(Page excerpt):
• • • • •
Running interrupt handlers with interrupts enabled can cause stack
overflows. That has been observed with multiqueue NICs delivering all
their interrupts to a single core. We might band aid that somehow by
checking the interrupt stacks, but the real safe fix is to run the irq
handlers with interrupts disabled.

Drivers for whacky hardware still can reenable them in the handler
itself, if the need arises. (They do already due to lockdep)

The risk of doing this is rather low:

 - lockdep already enforces this
 - CONFIG_NOHZ has shaken out the drivers which relied on jiffies updates
 - time keeping is not longer sensitive to the timer interrupt being delayed

Signed-off-by: Ingo Molnar <mingo@elte.hu>
Signed-off-by: Thomas Gleixner <tglx@linutronix.de>
Cc: Peter Zijlstra <peterz@infradead.org>
Cc: Alan Cox <alan@lxorguk.ukuu.org.uk>
Cc: Andi Kleen <andi@firstfloor.org>
Cc: David Miller <davem@davemloft.net>
Cc: Greg Kroah-Hartman <gregkh@suse.de>
Cc: Arnaldo Carvalho de Melo <acme@redhat.com>
Cc: Linus Torvalds <torvalds@osdl.org>
LKML-Reference: <20100326000405.758579387@linutronix.de>

---
 kernel/irq/handle.c |    3 ---
 1 files changed, 0 insertions(+), 3 deletions(-)

diff --git a/kernel/irq/handle.c b/kernel/irq/handle.c
index 76d5a67..27e5c69 100644
--- a/kernel/irq/handle.c
+++ b/kernel/irq/handle.c
@@ -370,9 +370,6 @@ irqreturn_t handle_IRQ_event(unsigned int irq, struct irqaction *action)
• • • • •
(Objective):
Reproduce the kernel patch message above in full, word for word.
• • • • •
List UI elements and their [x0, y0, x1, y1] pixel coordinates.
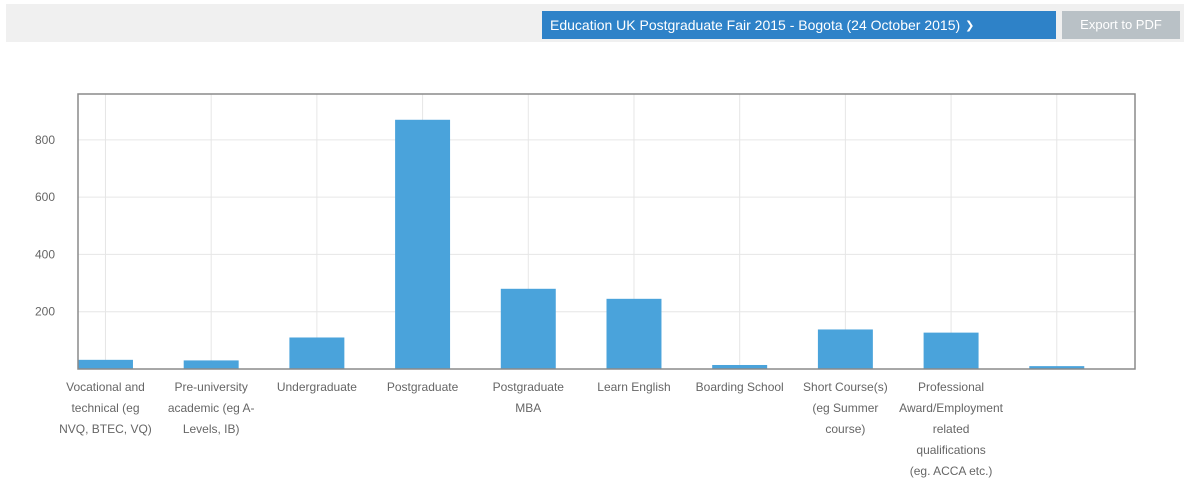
- bar-6[interactable]: [712, 364, 768, 369]
- event-selector-dropdown[interactable]: Education UK Postgraduate Fair 2015 - Bo…: [542, 11, 1056, 39]
- y-tick-label-800: 800: [35, 133, 55, 147]
- y-tick-label-200: 200: [35, 305, 55, 319]
- x-category-label-5: Learn English: [597, 380, 670, 394]
- chart-bars: [78, 119, 1085, 369]
- event-selector-label: Education UK Postgraduate Fair 2015 - Bo…: [550, 17, 961, 33]
- bar-0[interactable]: [78, 359, 133, 369]
- x-category-label-3: Postgraduate: [387, 380, 459, 394]
- x-category-label-1: Pre-university academic (eg A-Levels, IB): [168, 380, 255, 436]
- bar-9[interactable]: [1029, 366, 1085, 369]
- x-category-label-4: Postgraduate MBA: [493, 380, 565, 415]
- bar-4[interactable]: [500, 288, 556, 369]
- x-category-label-8: Professional Award/Employment related quali…: [899, 380, 1003, 478]
- x-category-label-6: Boarding School: [696, 380, 784, 394]
- bar-chart: 200 400 600 800 Vocational and technical (eg…: [0, 60, 1184, 490]
- chevron-down-icon: ❯: [965, 20, 975, 32]
- x-axis-labels: Vocational and technical (eg NVQ, BTEC, VQ…: [59, 380, 1004, 478]
- x-category-label-7: Short Course(s) (eg Summer course): [803, 380, 888, 436]
- y-tick-label-600: 600: [35, 190, 55, 204]
- bar-8[interactable]: [923, 332, 979, 369]
- bar-5[interactable]: [606, 298, 662, 369]
- plot-frame: [77, 93, 1136, 370]
- bar-2[interactable]: [289, 337, 345, 369]
- bar-1[interactable]: [183, 360, 239, 369]
- y-axis-ticks: 200 400 600 800: [35, 133, 55, 319]
- export-pdf-button[interactable]: Export to PDF: [1062, 11, 1180, 39]
- y-tick-label-400: 400: [35, 247, 55, 261]
- x-category-label-0: Vocational and technical (eg NVQ, BTEC, VQ…: [59, 380, 152, 436]
- bar-7[interactable]: [817, 329, 873, 369]
- x-category-label-2: Undergraduate: [277, 380, 357, 394]
- bar-3[interactable]: [395, 119, 451, 369]
- chart-svg: 200 400 600 800 Vocational and technical (eg…: [35, 93, 1136, 478]
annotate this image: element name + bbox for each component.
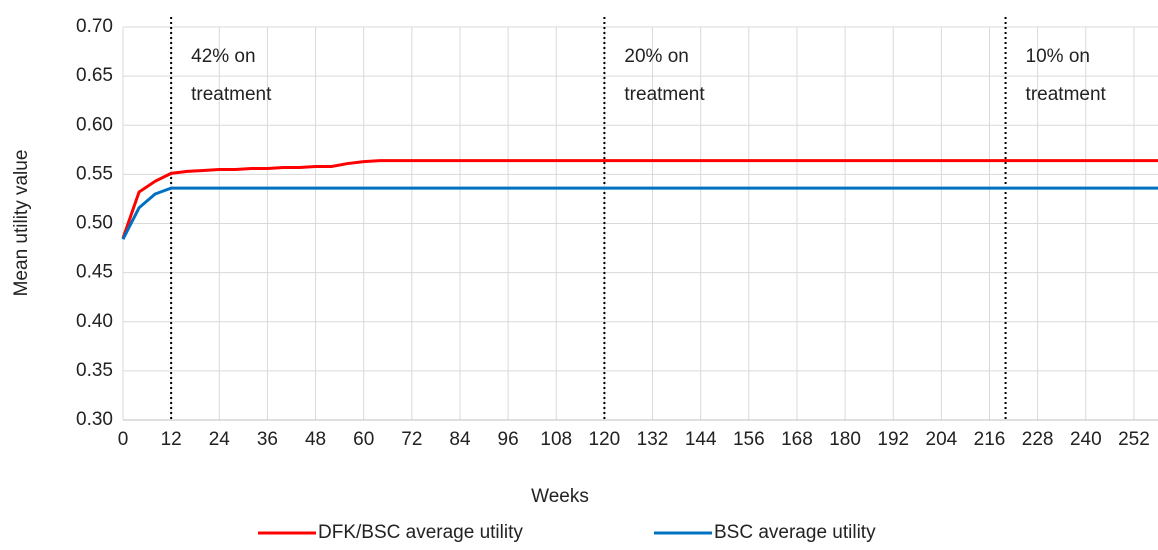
legend-label: BSC average utility [714,522,876,543]
legend-label: DFK/BSC average utility [318,522,523,543]
x-tick-label: 36 [257,429,278,450]
x-tick-label: 12 [161,429,182,450]
x-tick-label: 144 [685,429,717,450]
x-tick-label: 96 [498,429,519,450]
annotation-text: 20% on [624,46,688,67]
x-tick-label: 204 [926,429,958,450]
annotation-text: treatment [191,84,272,105]
x-tick-label: 48 [305,429,326,450]
x-tick-label: 60 [353,429,374,450]
y-tick-label: 0.30 [76,409,113,430]
x-tick-label: 72 [401,429,422,450]
x-tick-label: 252 [1118,429,1150,450]
x-tick-label: 228 [1022,429,1054,450]
data-line [121,159,1158,239]
y-tick-label: 0.55 [76,163,113,184]
x-tick-label: 192 [877,429,909,450]
x-tick-label: 0 [118,429,129,450]
x-tick-label: 24 [209,429,231,450]
y-axis-title: Mean utility value [11,150,32,297]
x-tick-label: 180 [829,429,861,450]
y-tick-label: 0.45 [76,262,113,283]
x-tick-label: 216 [974,429,1006,450]
annotation-text: treatment [624,84,705,105]
x-axis-title: Weeks [531,486,589,507]
annotation-text: 10% on [1026,46,1090,67]
annotation-text: 42% on [191,46,255,67]
x-tick-label: 84 [449,429,471,450]
x-tick-label: 168 [781,429,813,450]
annotation-text: treatment [1026,84,1107,105]
x-tick-label: 120 [589,429,621,450]
x-tick-label: 132 [637,429,669,450]
y-tick-label: 0.65 [76,65,113,86]
y-tick-label: 0.50 [76,213,113,234]
x-tick-label: 156 [733,429,765,450]
y-tick-label: 0.40 [76,311,113,332]
y-tick-label: 0.70 [76,16,113,37]
data-line [121,186,1158,240]
x-tick-label: 108 [540,429,572,450]
y-tick-label: 0.60 [76,114,113,135]
x-tick-label: 240 [1070,429,1102,450]
y-tick-label: 0.35 [76,360,113,381]
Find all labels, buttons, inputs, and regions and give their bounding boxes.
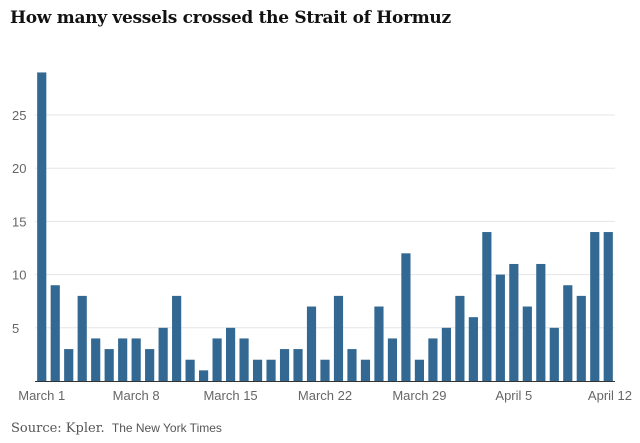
bar-mar-6: [104, 349, 114, 381]
bar-apr-3: [482, 232, 492, 381]
x-tick-label: March 8: [113, 388, 160, 403]
bar-apr-11: [590, 232, 600, 381]
bar-mar-21: [306, 306, 317, 381]
bar-mar-26: [374, 306, 384, 381]
bar-mar-10: [158, 327, 168, 381]
bar-mar-19: [279, 349, 290, 381]
bar-mar-5: [91, 338, 101, 381]
chart-title: How many vessels crossed the Strait of H…: [10, 8, 451, 28]
bar-mar-29: [414, 359, 425, 381]
x-tick-label: March 29: [392, 388, 446, 403]
y-tick-label: 15: [12, 214, 26, 229]
bar-apr-8: [549, 327, 559, 381]
bar-mar-15: [225, 327, 236, 381]
bar-apr-6: [522, 306, 532, 381]
source-note: Source: Kpler. The New York Times: [11, 420, 222, 436]
bar-apr-9: [563, 285, 573, 381]
credit-text: The New York Times: [111, 421, 222, 435]
y-tick-label: 10: [12, 268, 26, 283]
bar-mar-22: [320, 359, 330, 381]
bar-apr-10: [576, 295, 586, 381]
bar-mar-16: [239, 338, 249, 381]
bar-mar-18: [266, 359, 276, 381]
y-tick-label: 5: [12, 321, 19, 336]
bar-mar-20: [293, 349, 303, 381]
x-tick-label: March 1: [18, 388, 65, 403]
bar-mar-30: [428, 338, 438, 381]
bar-mar-27: [387, 338, 398, 381]
bar-apr-5: [509, 263, 519, 381]
bar-apr-1: [455, 295, 465, 381]
y-tick-label: 25: [12, 108, 26, 123]
bar-mar-4: [77, 295, 87, 381]
bar-mar-13: [199, 370, 209, 381]
bar-mar-3: [64, 349, 74, 381]
bar-apr-7: [536, 263, 546, 381]
bar-apr-12: [603, 232, 613, 381]
source-text: Source: Kpler.: [11, 421, 105, 436]
bar-mar-12: [185, 359, 195, 381]
bar-mar-24: [347, 349, 357, 381]
bar-mar-9: [145, 349, 155, 381]
x-tick-label: April 5: [495, 388, 532, 403]
bar-apr-4: [495, 274, 505, 381]
bar-apr-2: [468, 317, 478, 381]
bar-mar-2: [50, 285, 60, 381]
bar-mar-23: [333, 295, 344, 381]
bar-mar-1: [37, 72, 47, 381]
bar-mar-7: [118, 338, 128, 381]
x-tick-label: March 15: [203, 388, 257, 403]
x-tick-label: April 12: [588, 388, 632, 403]
x-tick-label: March 22: [298, 388, 352, 403]
bar-mar-17: [252, 359, 263, 381]
bar-mar-25: [360, 359, 371, 381]
bar-mar-14: [212, 338, 222, 381]
bar-mar-8: [131, 338, 141, 381]
bar-mar-28: [401, 253, 411, 381]
y-tick-label: 20: [12, 161, 26, 176]
bar-mar-11: [172, 295, 182, 381]
bar-mar-31: [441, 327, 451, 381]
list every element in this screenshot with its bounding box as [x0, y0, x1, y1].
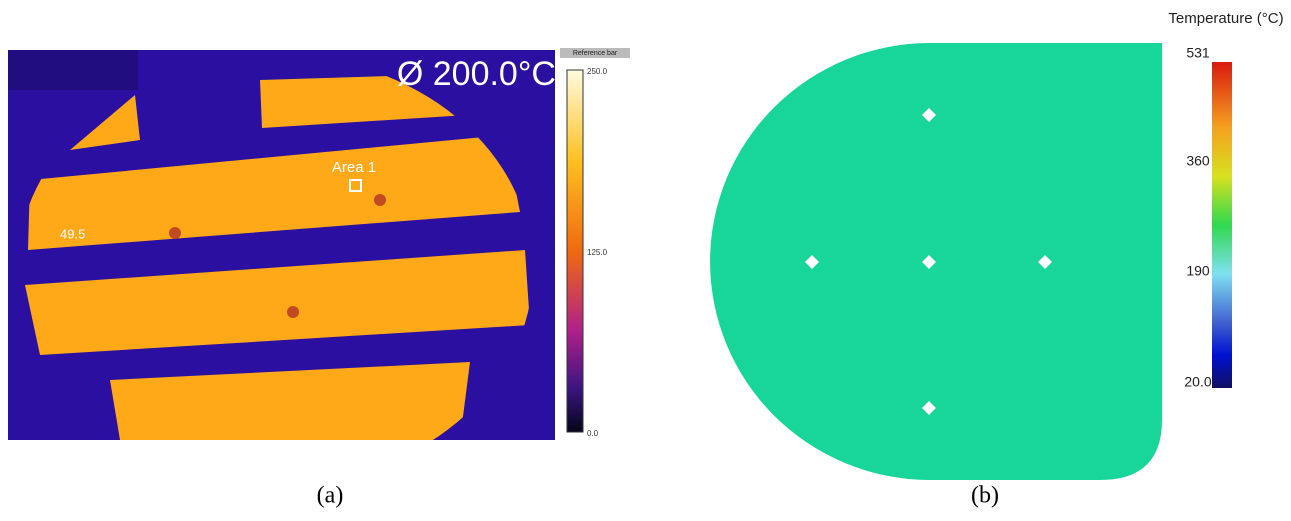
- colorbar-title: Temperature (°C): [1168, 10, 1283, 27]
- colorbar-label: 531: [1186, 45, 1210, 61]
- caption: (a): [317, 483, 344, 509]
- thermal-image: Ø 200.0°C Area 1 49.5: [8, 50, 556, 440]
- figure: Ø 200.0°C Area 1 49.5 Reference bar 250.…: [0, 0, 1291, 521]
- colorbar-label: 0.0: [587, 429, 599, 438]
- colorbar-label: 250.0: [587, 67, 608, 76]
- area-label: Area 1: [332, 159, 376, 176]
- colorbar-title: Reference bar: [573, 50, 618, 57]
- colorbar: [567, 70, 583, 432]
- overlay-temperature: Ø 200.0°C: [397, 55, 556, 93]
- colorbar-label: 190: [1186, 263, 1210, 279]
- page: Ø 200.0°C Area 1 49.5 Reference bar 250.…: [0, 0, 1291, 521]
- spot-value: 49.5: [60, 226, 85, 241]
- temperature-field: [710, 43, 1162, 480]
- colorbar: [1212, 62, 1232, 388]
- colorbar-label: 20.0: [1184, 374, 1211, 390]
- colorbar-label: 360: [1186, 153, 1210, 169]
- caption: (b): [971, 483, 999, 509]
- colorbar-label: 125.0: [587, 248, 608, 257]
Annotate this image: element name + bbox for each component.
• • • • •
(Problem solution):
Running interrupt handlers with interrupts enabled can cause stack
overflows. That has been observed with multiqueue NICs delivering all
their interrupts to a single core. We might band aid that somehow by
checking the interrupt stacks, but the real safe fix is to run the irq
handlers with interrupts disabled.

Drivers for whacky hardware still can reenable them in the handler
itself, if the need arises. (They do already due to lockdep)

The risk of doing this is rather low:

 - lockdep already enforces this
 - CONFIG_NOHZ has shaken out the drivers which relied on jiffies updates
 - time keeping is not longer sensitive to the timer interrupt being delayed

Signed-off-by: Ingo Molnar <mingo@elte.hu>
Signed-off-by: Thomas Gleixner <tglx@linutronix.de>
Cc: Peter Zijlstra <peterz@infradead.org>
Cc: Alan Cox <alan@lxorguk.ukuu.org.uk>
Cc: Andi Kleen <andi@firstfloor.org>
Cc: David Miller <davem@davemloft.net>
Cc: Greg Kroah-Hartman <gregkh@suse.de>
Cc: Arnaldo Carvalho de Melo <acme@redhat.com>
Cc: Linus Torvalds <torvalds@osdl.org>
LKML-Reference: <20100326000405.758579387@linutronix.de>

---
 kernel/irq/handle.c |    3 ---
 1 files changed, 0 insertions(+), 3 deletions(-)

diff --git a/kernel/irq/handle.c b/kernel/irq/handle.c
index 76d5a67..27e5c69 100644
--- a/kernel/irq/handle.c
+++ b/kernel/irq/handle.c
@@ -370,9 +370,6 @@ irqreturn_t handle_IRQ_event(unsigned int irq, struct irqaction *action)